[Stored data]
════════════════════
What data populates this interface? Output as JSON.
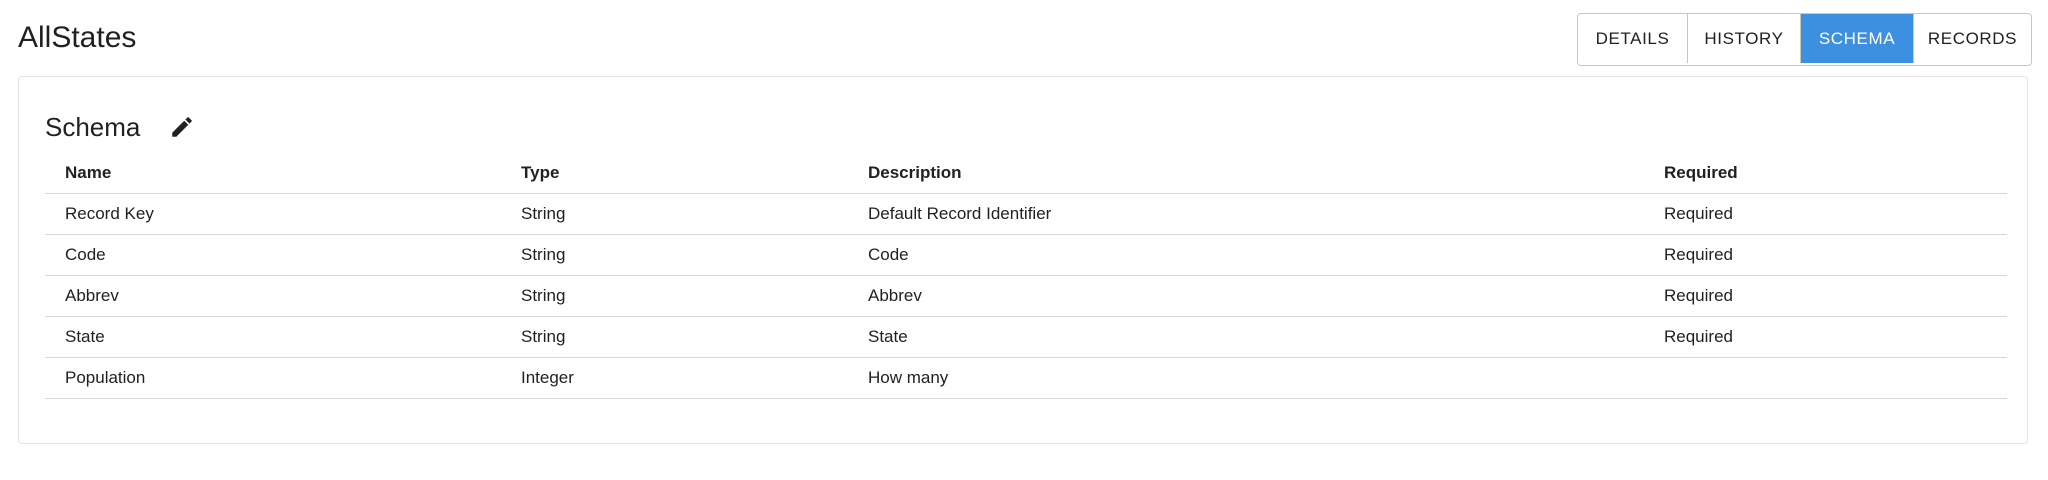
{
  "page": {
    "title": "AllStates"
  },
  "tabs": [
    {
      "label": "DETAILS",
      "active": false
    },
    {
      "label": "HISTORY",
      "active": false
    },
    {
      "label": "SCHEMA",
      "active": true
    },
    {
      "label": "RECORDS",
      "active": false
    }
  ],
  "schema": {
    "title": "Schema",
    "edit_icon": "pencil-icon",
    "columns": [
      "Name",
      "Type",
      "Description",
      "Required"
    ],
    "rows": [
      {
        "name": "Record Key",
        "type": "String",
        "description": "Default Record Identifier",
        "required": "Required"
      },
      {
        "name": "Code",
        "type": "String",
        "description": "Code",
        "required": "Required"
      },
      {
        "name": "Abbrev",
        "type": "String",
        "description": "Abbrev",
        "required": "Required"
      },
      {
        "name": "State",
        "type": "String",
        "description": "State",
        "required": "Required"
      },
      {
        "name": "Population",
        "type": "Integer",
        "description": "How many",
        "required": ""
      }
    ]
  },
  "colors": {
    "accent": "#3d8fe0",
    "text": "#212121",
    "border": "#d7d7d7"
  }
}
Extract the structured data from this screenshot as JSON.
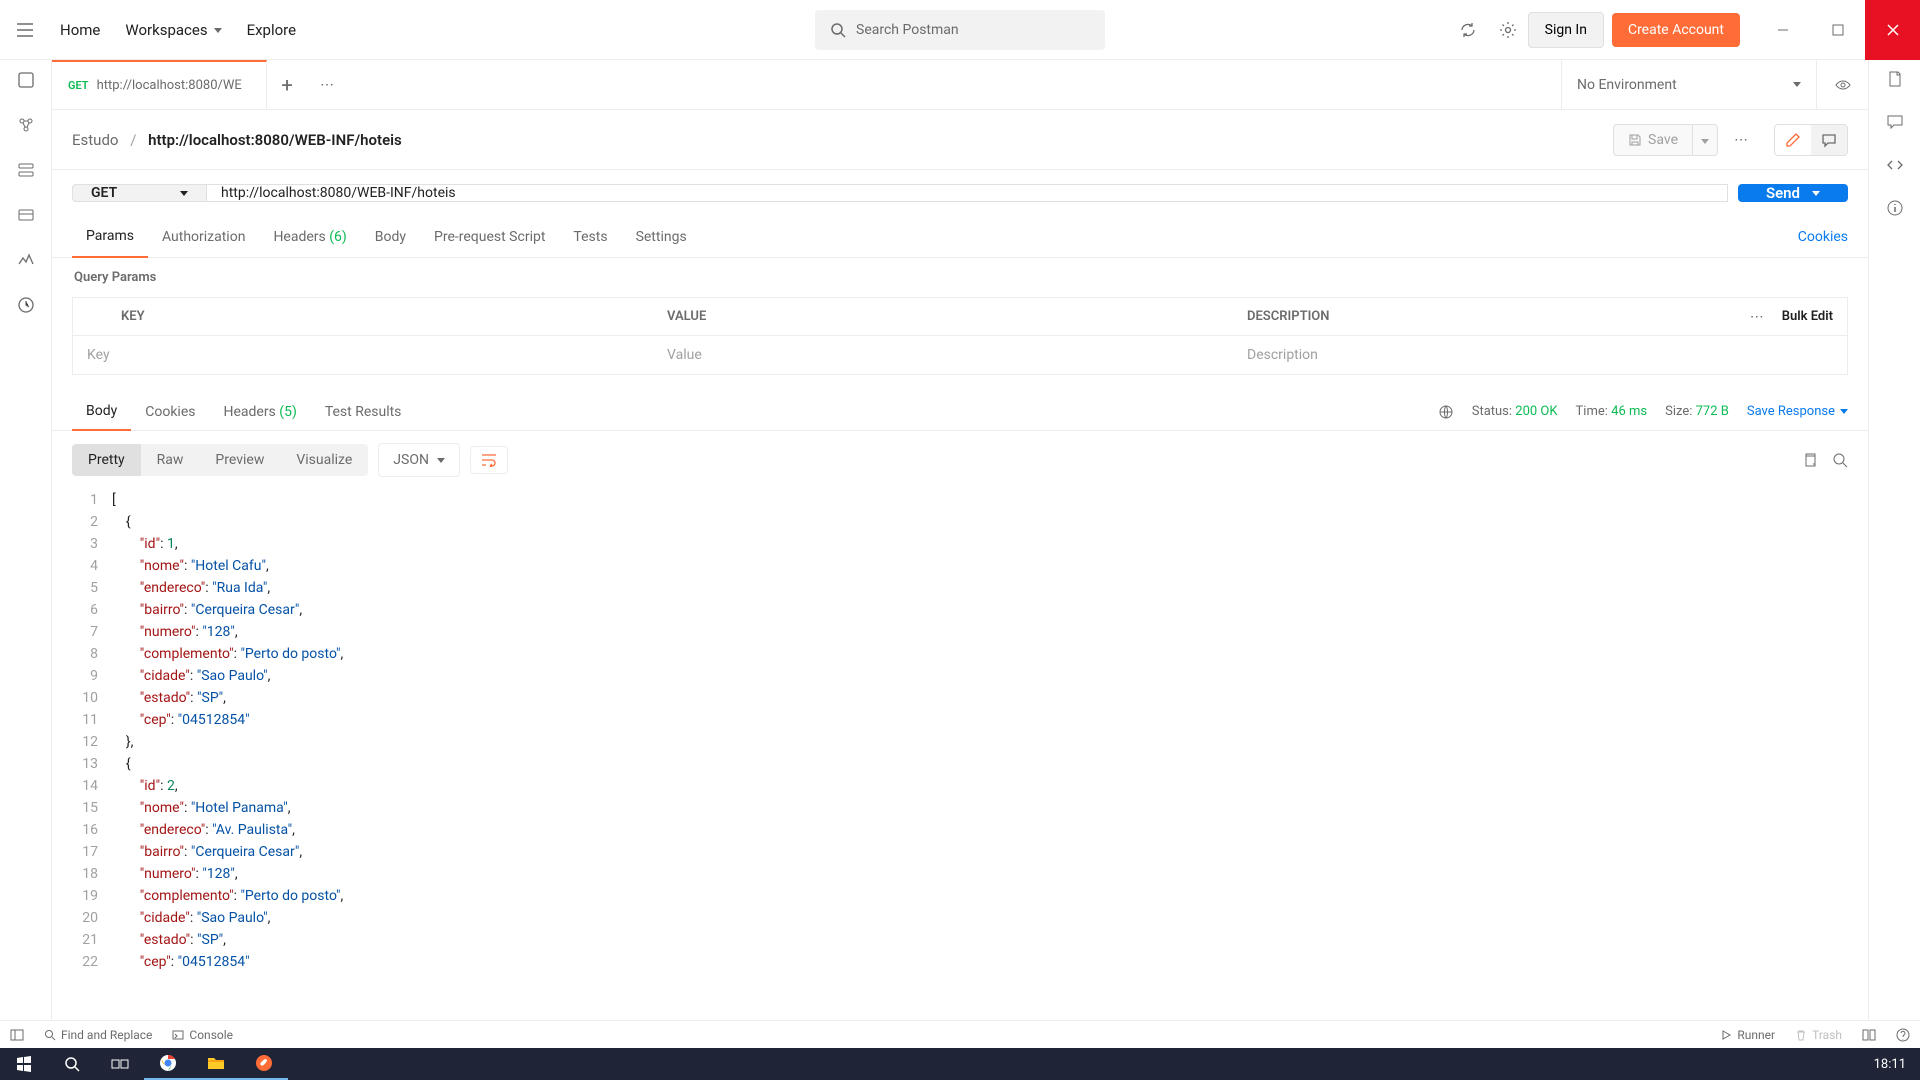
{
  "nav": {
    "home": "Home",
    "workspaces": "Workspaces",
    "explore": "Explore"
  },
  "search": {
    "placeholder": "Search Postman"
  },
  "auth": {
    "signin": "Sign In",
    "create": "Create Account"
  },
  "tab": {
    "method": "GET",
    "title": "http://localhost:8080/WE"
  },
  "env": {
    "label": "No Environment"
  },
  "breadcrumb": {
    "collection": "Estudo",
    "request": "http://localhost:8080/WEB-INF/hoteis"
  },
  "save": {
    "label": "Save"
  },
  "request": {
    "method": "GET",
    "url": "http://localhost:8080/WEB-INF/hoteis",
    "send": "Send"
  },
  "reqTabs": {
    "params": "Params",
    "auth": "Authorization",
    "headers": "Headers",
    "headersCount": "(6)",
    "body": "Body",
    "prereq": "Pre-request Script",
    "tests": "Tests",
    "settings": "Settings",
    "cookies": "Cookies"
  },
  "queryParams": {
    "title": "Query Params",
    "key": "KEY",
    "value": "VALUE",
    "desc": "DESCRIPTION",
    "bulkEdit": "Bulk Edit",
    "keyPh": "Key",
    "valuePh": "Value",
    "descPh": "Description"
  },
  "respTabs": {
    "body": "Body",
    "cookies": "Cookies",
    "headers": "Headers",
    "headersCount": "(5)",
    "testResults": "Test Results"
  },
  "respMeta": {
    "statusLabel": "Status:",
    "statusValue": "200 OK",
    "timeLabel": "Time:",
    "timeValue": "46 ms",
    "sizeLabel": "Size:",
    "sizeValue": "772 B",
    "saveResponse": "Save Response"
  },
  "viewTabs": {
    "pretty": "Pretty",
    "raw": "Raw",
    "preview": "Preview",
    "visualize": "Visualize",
    "format": "JSON"
  },
  "statusBar": {
    "findReplace": "Find and Replace",
    "console": "Console",
    "runner": "Runner",
    "trash": "Trash"
  },
  "clock": "18:11",
  "responseBody": [
    {
      "n": 1,
      "indent": 0,
      "tokens": [
        [
          "punc",
          "["
        ]
      ]
    },
    {
      "n": 2,
      "indent": 1,
      "tokens": [
        [
          "punc",
          "{"
        ]
      ]
    },
    {
      "n": 3,
      "indent": 2,
      "tokens": [
        [
          "key",
          "\"id\""
        ],
        [
          "punc",
          ": "
        ],
        [
          "num",
          "1"
        ],
        [
          "punc",
          ","
        ]
      ]
    },
    {
      "n": 4,
      "indent": 2,
      "tokens": [
        [
          "key",
          "\"nome\""
        ],
        [
          "punc",
          ": "
        ],
        [
          "str",
          "\"Hotel Cafu\""
        ],
        [
          "punc",
          ","
        ]
      ]
    },
    {
      "n": 5,
      "indent": 2,
      "tokens": [
        [
          "key",
          "\"endereco\""
        ],
        [
          "punc",
          ": "
        ],
        [
          "str",
          "\"Rua Ida\""
        ],
        [
          "punc",
          ","
        ]
      ]
    },
    {
      "n": 6,
      "indent": 2,
      "tokens": [
        [
          "key",
          "\"bairro\""
        ],
        [
          "punc",
          ": "
        ],
        [
          "str",
          "\"Cerqueira Cesar\""
        ],
        [
          "punc",
          ","
        ]
      ]
    },
    {
      "n": 7,
      "indent": 2,
      "tokens": [
        [
          "key",
          "\"numero\""
        ],
        [
          "punc",
          ": "
        ],
        [
          "str",
          "\"128\""
        ],
        [
          "punc",
          ","
        ]
      ]
    },
    {
      "n": 8,
      "indent": 2,
      "tokens": [
        [
          "key",
          "\"complemento\""
        ],
        [
          "punc",
          ": "
        ],
        [
          "str",
          "\"Perto do posto\""
        ],
        [
          "punc",
          ","
        ]
      ]
    },
    {
      "n": 9,
      "indent": 2,
      "tokens": [
        [
          "key",
          "\"cidade\""
        ],
        [
          "punc",
          ": "
        ],
        [
          "str",
          "\"Sao Paulo\""
        ],
        [
          "punc",
          ","
        ]
      ]
    },
    {
      "n": 10,
      "indent": 2,
      "tokens": [
        [
          "key",
          "\"estado\""
        ],
        [
          "punc",
          ": "
        ],
        [
          "str",
          "\"SP\""
        ],
        [
          "punc",
          ","
        ]
      ]
    },
    {
      "n": 11,
      "indent": 2,
      "tokens": [
        [
          "key",
          "\"cep\""
        ],
        [
          "punc",
          ": "
        ],
        [
          "str",
          "\"04512854\""
        ]
      ]
    },
    {
      "n": 12,
      "indent": 1,
      "tokens": [
        [
          "punc",
          "},"
        ]
      ]
    },
    {
      "n": 13,
      "indent": 1,
      "tokens": [
        [
          "punc",
          "{"
        ]
      ]
    },
    {
      "n": 14,
      "indent": 2,
      "tokens": [
        [
          "key",
          "\"id\""
        ],
        [
          "punc",
          ": "
        ],
        [
          "num",
          "2"
        ],
        [
          "punc",
          ","
        ]
      ]
    },
    {
      "n": 15,
      "indent": 2,
      "tokens": [
        [
          "key",
          "\"nome\""
        ],
        [
          "punc",
          ": "
        ],
        [
          "str",
          "\"Hotel Panama\""
        ],
        [
          "punc",
          ","
        ]
      ]
    },
    {
      "n": 16,
      "indent": 2,
      "tokens": [
        [
          "key",
          "\"endereco\""
        ],
        [
          "punc",
          ": "
        ],
        [
          "str",
          "\"Av. Paulista\""
        ],
        [
          "punc",
          ","
        ]
      ]
    },
    {
      "n": 17,
      "indent": 2,
      "tokens": [
        [
          "key",
          "\"bairro\""
        ],
        [
          "punc",
          ": "
        ],
        [
          "str",
          "\"Cerqueira Cesar\""
        ],
        [
          "punc",
          ","
        ]
      ]
    },
    {
      "n": 18,
      "indent": 2,
      "tokens": [
        [
          "key",
          "\"numero\""
        ],
        [
          "punc",
          ": "
        ],
        [
          "str",
          "\"128\""
        ],
        [
          "punc",
          ","
        ]
      ]
    },
    {
      "n": 19,
      "indent": 2,
      "tokens": [
        [
          "key",
          "\"complemento\""
        ],
        [
          "punc",
          ": "
        ],
        [
          "str",
          "\"Perto do posto\""
        ],
        [
          "punc",
          ","
        ]
      ]
    },
    {
      "n": 20,
      "indent": 2,
      "tokens": [
        [
          "key",
          "\"cidade\""
        ],
        [
          "punc",
          ": "
        ],
        [
          "str",
          "\"Sao Paulo\""
        ],
        [
          "punc",
          ","
        ]
      ]
    },
    {
      "n": 21,
      "indent": 2,
      "tokens": [
        [
          "key",
          "\"estado\""
        ],
        [
          "punc",
          ": "
        ],
        [
          "str",
          "\"SP\""
        ],
        [
          "punc",
          ","
        ]
      ]
    },
    {
      "n": 22,
      "indent": 2,
      "tokens": [
        [
          "key",
          "\"cep\""
        ],
        [
          "punc",
          ": "
        ],
        [
          "str",
          "\"04512854\""
        ]
      ]
    }
  ]
}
════════════════════
#### WHAT TO PRODUCE
From the data above, pick out each line containing "JSON" and copy it.

#### SOLVED EXERCISE
What data populates this interface? Output as JSON.
Extract the structured data from this screenshot as JSON.
    "format": "JSON"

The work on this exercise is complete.